[BEGIN Data]

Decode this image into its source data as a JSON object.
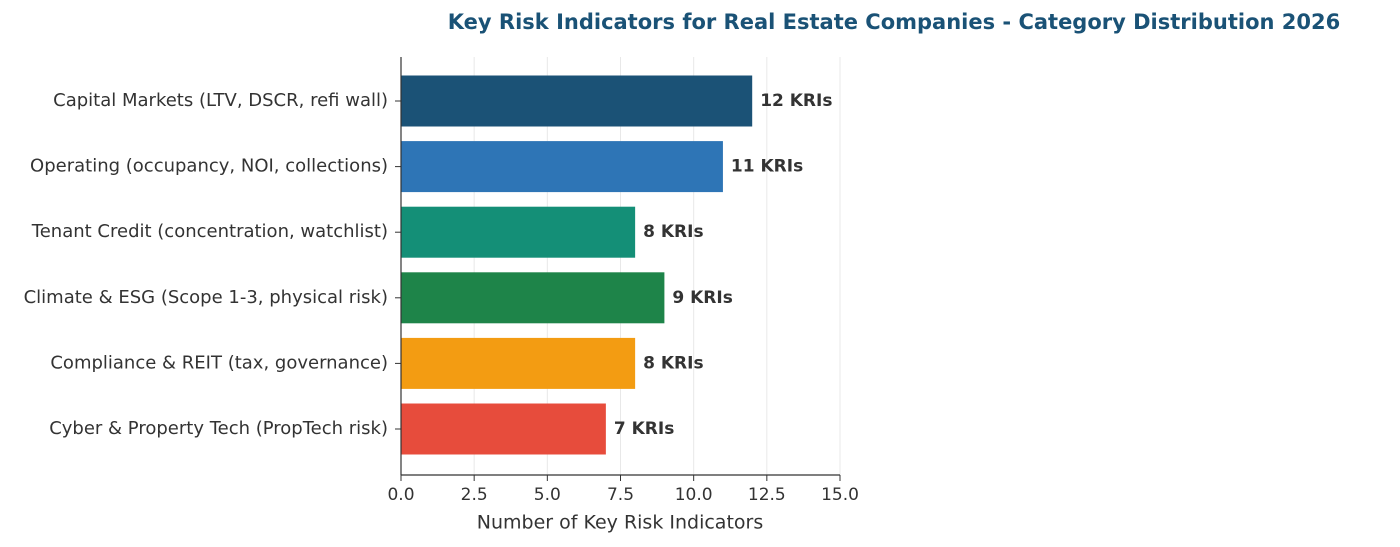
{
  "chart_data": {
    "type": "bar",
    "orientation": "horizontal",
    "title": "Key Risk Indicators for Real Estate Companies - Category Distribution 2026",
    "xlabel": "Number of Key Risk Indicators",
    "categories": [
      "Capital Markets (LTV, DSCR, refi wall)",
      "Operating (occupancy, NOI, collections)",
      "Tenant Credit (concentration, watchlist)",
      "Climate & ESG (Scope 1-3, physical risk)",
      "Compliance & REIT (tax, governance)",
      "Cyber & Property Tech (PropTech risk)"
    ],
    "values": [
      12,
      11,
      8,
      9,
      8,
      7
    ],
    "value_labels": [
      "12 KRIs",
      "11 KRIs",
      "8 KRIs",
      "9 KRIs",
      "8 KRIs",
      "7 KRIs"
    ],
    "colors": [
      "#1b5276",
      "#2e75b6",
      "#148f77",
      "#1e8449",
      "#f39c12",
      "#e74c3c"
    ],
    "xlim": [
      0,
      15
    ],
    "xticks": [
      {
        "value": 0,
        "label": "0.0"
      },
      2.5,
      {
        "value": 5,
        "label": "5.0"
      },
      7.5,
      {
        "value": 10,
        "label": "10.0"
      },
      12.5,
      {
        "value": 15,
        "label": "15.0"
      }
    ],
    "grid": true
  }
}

[END Data]
[BEGIN Data]

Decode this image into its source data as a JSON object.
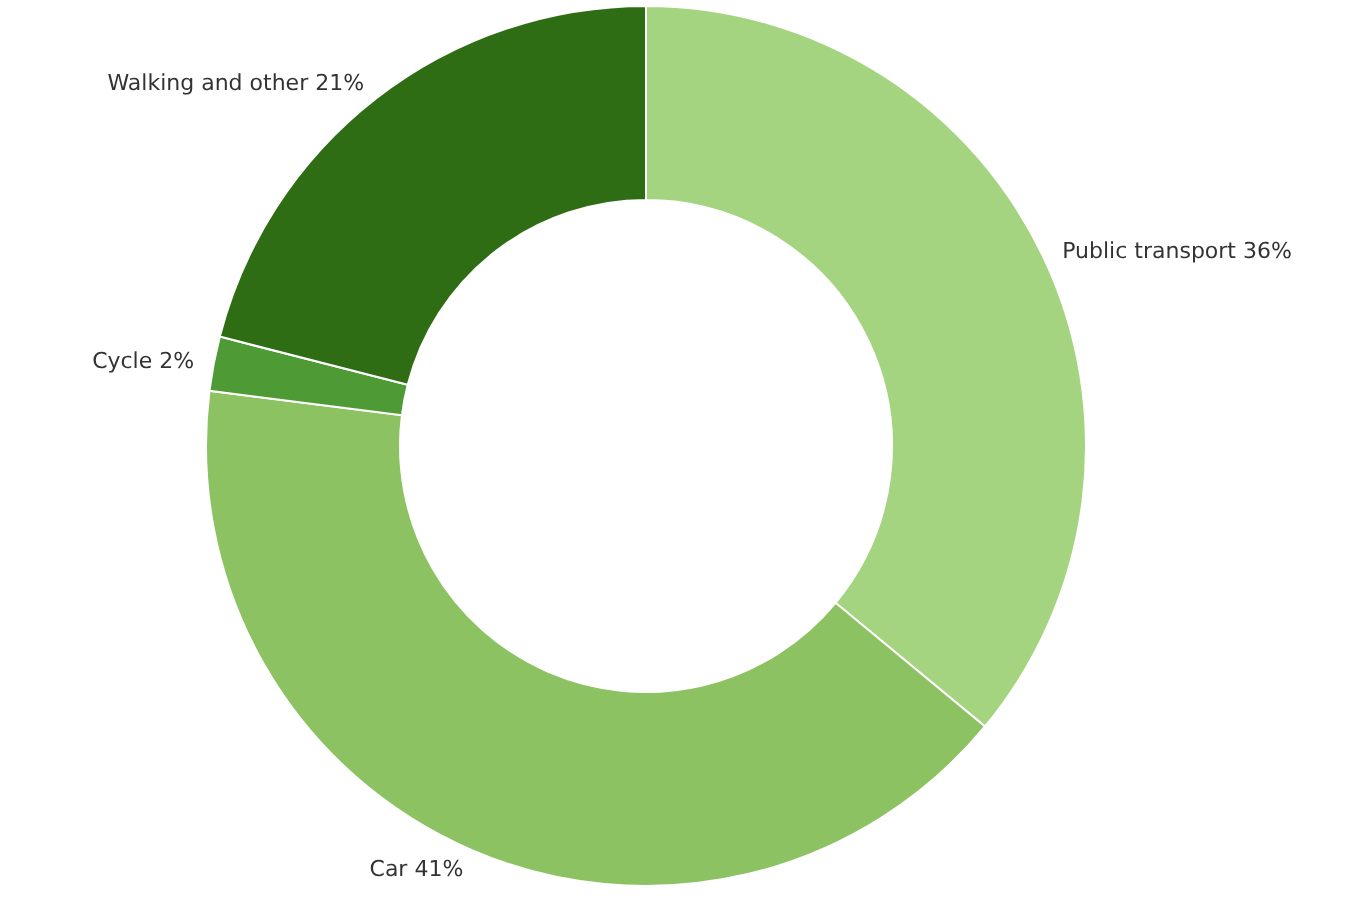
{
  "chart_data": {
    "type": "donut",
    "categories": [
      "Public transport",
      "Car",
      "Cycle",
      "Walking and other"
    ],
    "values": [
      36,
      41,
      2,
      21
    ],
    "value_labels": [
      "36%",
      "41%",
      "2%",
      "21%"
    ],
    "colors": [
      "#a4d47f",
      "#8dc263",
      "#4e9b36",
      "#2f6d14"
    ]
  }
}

[END Data]

Count the lines of the data that contain the string "KRIs", and reply with that number alone.

Solution for this problem:
6